Collected data entries
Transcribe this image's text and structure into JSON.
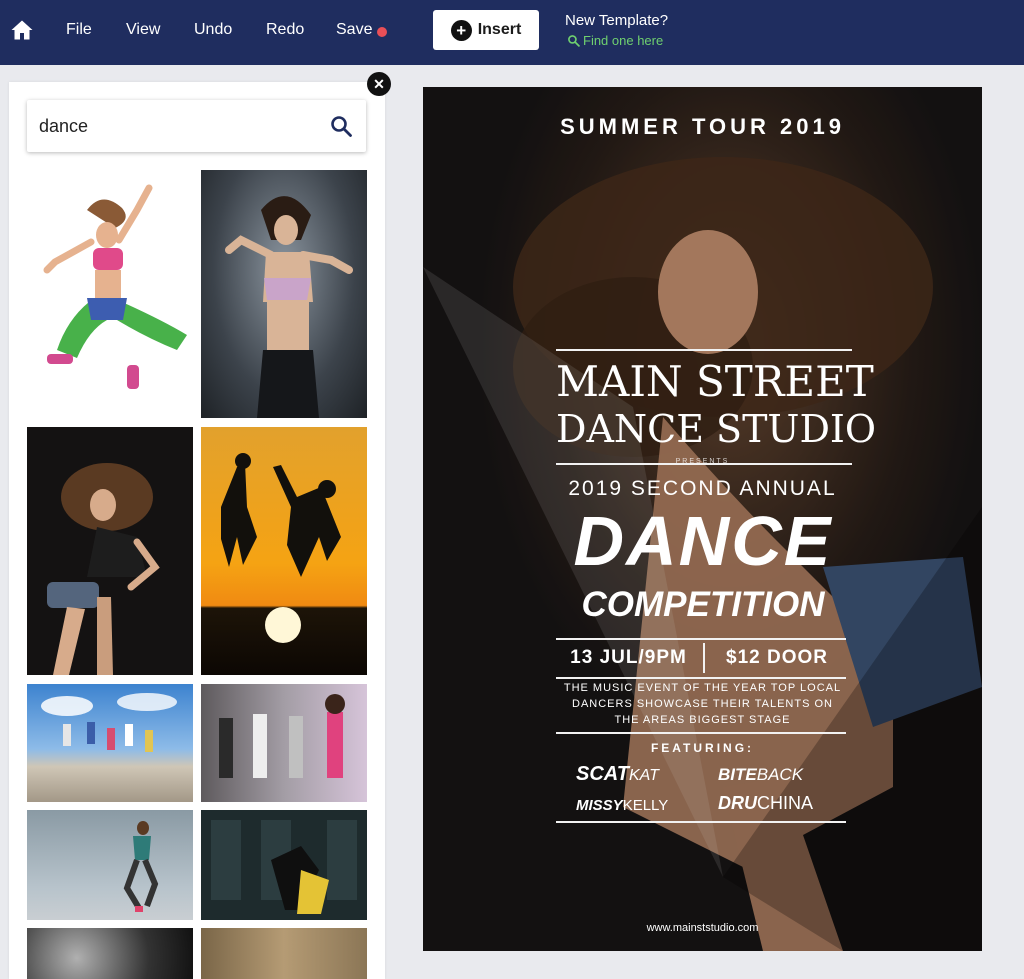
{
  "topbar": {
    "home_icon": "home-icon",
    "menu": {
      "file": "File",
      "view": "View",
      "undo": "Undo",
      "redo": "Redo",
      "save": "Save"
    },
    "save_status_color": "#e94f57",
    "insert_label": "Insert",
    "new_template_question": "New Template?",
    "find_link": "Find one here",
    "link_color": "#6fd06f",
    "bar_color": "#1f2d5f"
  },
  "search": {
    "value": "dance",
    "icon": "search-icon"
  },
  "results": {
    "thumbnails": [
      "dancer-jumping-green-pants",
      "dancer-pink-top-dark",
      "dancer-curly-hair",
      "silhouettes-sunset-jump",
      "group-jump-sky",
      "group-dance-studio",
      "dancer-jump-wall",
      "couple-dance-dark-room",
      "monochrome-texture",
      "sepia-texture"
    ]
  },
  "poster": {
    "tour": "SUMMER   TOUR   2019",
    "studio_line1": "MAIN STREET",
    "studio_line2": "DANCE STUDIO",
    "presents": "PRESENTS",
    "annual": "2019 SECOND ANNUAL",
    "dance": "DANCE",
    "competition": "COMPETITION",
    "date_time": "13 JUL/9PM",
    "price": "$12 DOOR",
    "desc_line1": "THE MUSIC EVENT OF THE YEAR TOP LOCAL",
    "desc_line2": "DANCERS SHOWCASE THEIR TALENTS  ON",
    "desc_line3": "THE   AREAS BIGGEST STAGE",
    "featuring": "FEATURING:",
    "performers": [
      {
        "a": "SCAT",
        "b": "KAT"
      },
      {
        "a": "BITE",
        "b": "BACK"
      },
      {
        "a": "MISSY",
        "b": "KELLY"
      },
      {
        "a": "DRU",
        "b": "CHINA"
      }
    ],
    "website": "www.mainststudio.com"
  }
}
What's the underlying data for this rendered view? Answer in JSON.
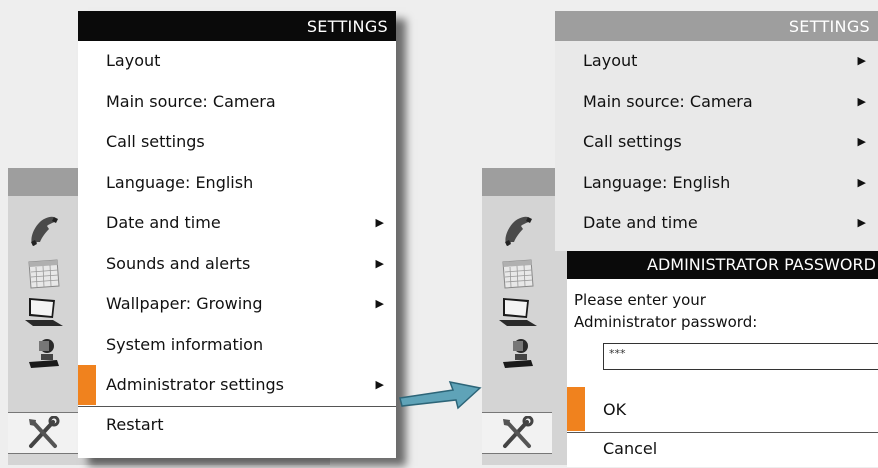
{
  "left_menu": {
    "title": "SETTINGS",
    "items": [
      {
        "label": "Layout",
        "arrow": ""
      },
      {
        "label": "Main source: Camera",
        "arrow": ""
      },
      {
        "label": "Call settings",
        "arrow": ""
      },
      {
        "label": "Language: English",
        "arrow": ""
      },
      {
        "label": "Date and time",
        "arrow": "▶"
      },
      {
        "label": "Sounds and alerts",
        "arrow": "▶"
      },
      {
        "label": "Wallpaper: Growing",
        "arrow": "▶"
      },
      {
        "label": "System information",
        "arrow": ""
      },
      {
        "label": "Administrator settings",
        "arrow": "▶"
      },
      {
        "label": "Restart",
        "arrow": ""
      }
    ]
  },
  "right_menu": {
    "title": "SETTINGS",
    "items": [
      {
        "label": "Layout",
        "arrow": "▶"
      },
      {
        "label": "Main source: Camera",
        "arrow": "▶"
      },
      {
        "label": "Call settings",
        "arrow": "▶"
      },
      {
        "label": "Language: English",
        "arrow": "▶"
      },
      {
        "label": "Date and time",
        "arrow": "▶"
      }
    ]
  },
  "password_dialog": {
    "title": "ADMINISTRATOR PASSWORD",
    "prompt_line1": "Please enter your",
    "prompt_line2": "Administrator password:",
    "password_value": "***",
    "ok_label": "OK",
    "cancel_label": "Cancel"
  },
  "icons": [
    "phone-icon",
    "calendar-icon",
    "laptop-icon",
    "camera-icon",
    "tools-icon"
  ],
  "colors": {
    "accent": "#f0821e",
    "header_dark": "#0a0a0a",
    "header_gray": "#9e9e9e"
  }
}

■ **Aim**
Your copy should repeat each entry above exactly but contain no pictures.

■ **Response to the exercise**
Transcribe this image's text and structure into JSON.
{
  "topbar": {
    "home_icon": "home-icon",
    "menu": {
      "file": "File",
      "view": "View",
      "undo": "Undo",
      "redo": "Redo",
      "save": "Save"
    },
    "save_status_color": "#e94f57",
    "insert_label": "Insert",
    "new_template_question": "New Template?",
    "find_link": "Find one here",
    "link_color": "#6fd06f",
    "bar_color": "#1f2d5f"
  },
  "search": {
    "value": "dance",
    "icon": "search-icon"
  },
  "results": {
    "thumbnails": [
      "dancer-jumping-green-pants",
      "dancer-pink-top-dark",
      "dancer-curly-hair",
      "silhouettes-sunset-jump",
      "group-jump-sky",
      "group-dance-studio",
      "dancer-jump-wall",
      "couple-dance-dark-room",
      "monochrome-texture",
      "sepia-texture"
    ]
  },
  "poster": {
    "tour": "SUMMER   TOUR   2019",
    "studio_line1": "MAIN STREET",
    "studio_line2": "DANCE STUDIO",
    "presents": "PRESENTS",
    "annual": "2019 SECOND ANNUAL",
    "dance": "DANCE",
    "competition": "COMPETITION",
    "date_time": "13 JUL/9PM",
    "price": "$12 DOOR",
    "desc_line1": "THE MUSIC EVENT OF THE YEAR TOP LOCAL",
    "desc_line2": "DANCERS SHOWCASE THEIR TALENTS  ON",
    "desc_line3": "THE   AREAS BIGGEST STAGE",
    "featuring": "FEATURING:",
    "performers": [
      {
        "a": "SCAT",
        "b": "KAT"
      },
      {
        "a": "BITE",
        "b": "BACK"
      },
      {
        "a": "MISSY",
        "b": "KELLY"
      },
      {
        "a": "DRU",
        "b": "CHINA"
      }
    ],
    "website": "www.mainststudio.com"
  }
}
What's the underlying data for this rendered view? Answer in JSON.
{
  "left_menu": {
    "title": "SETTINGS",
    "items": [
      {
        "label": "Layout",
        "arrow": ""
      },
      {
        "label": "Main source: Camera",
        "arrow": ""
      },
      {
        "label": "Call settings",
        "arrow": ""
      },
      {
        "label": "Language: English",
        "arrow": ""
      },
      {
        "label": "Date and time",
        "arrow": "▶"
      },
      {
        "label": "Sounds and alerts",
        "arrow": "▶"
      },
      {
        "label": "Wallpaper: Growing",
        "arrow": "▶"
      },
      {
        "label": "System information",
        "arrow": ""
      },
      {
        "label": "Administrator settings",
        "arrow": "▶"
      },
      {
        "label": "Restart",
        "arrow": ""
      }
    ]
  },
  "right_menu": {
    "title": "SETTINGS",
    "items": [
      {
        "label": "Layout",
        "arrow": "▶"
      },
      {
        "label": "Main source: Camera",
        "arrow": "▶"
      },
      {
        "label": "Call settings",
        "arrow": "▶"
      },
      {
        "label": "Language: English",
        "arrow": "▶"
      },
      {
        "label": "Date and time",
        "arrow": "▶"
      }
    ]
  },
  "password_dialog": {
    "title": "ADMINISTRATOR PASSWORD",
    "prompt_line1": "Please enter your",
    "prompt_line2": "Administrator password:",
    "password_value": "***",
    "ok_label": "OK",
    "cancel_label": "Cancel"
  },
  "icons": [
    "phone-icon",
    "calendar-icon",
    "laptop-icon",
    "camera-icon",
    "tools-icon"
  ],
  "colors": {
    "accent": "#f0821e",
    "header_dark": "#0a0a0a",
    "header_gray": "#9e9e9e"
  }
}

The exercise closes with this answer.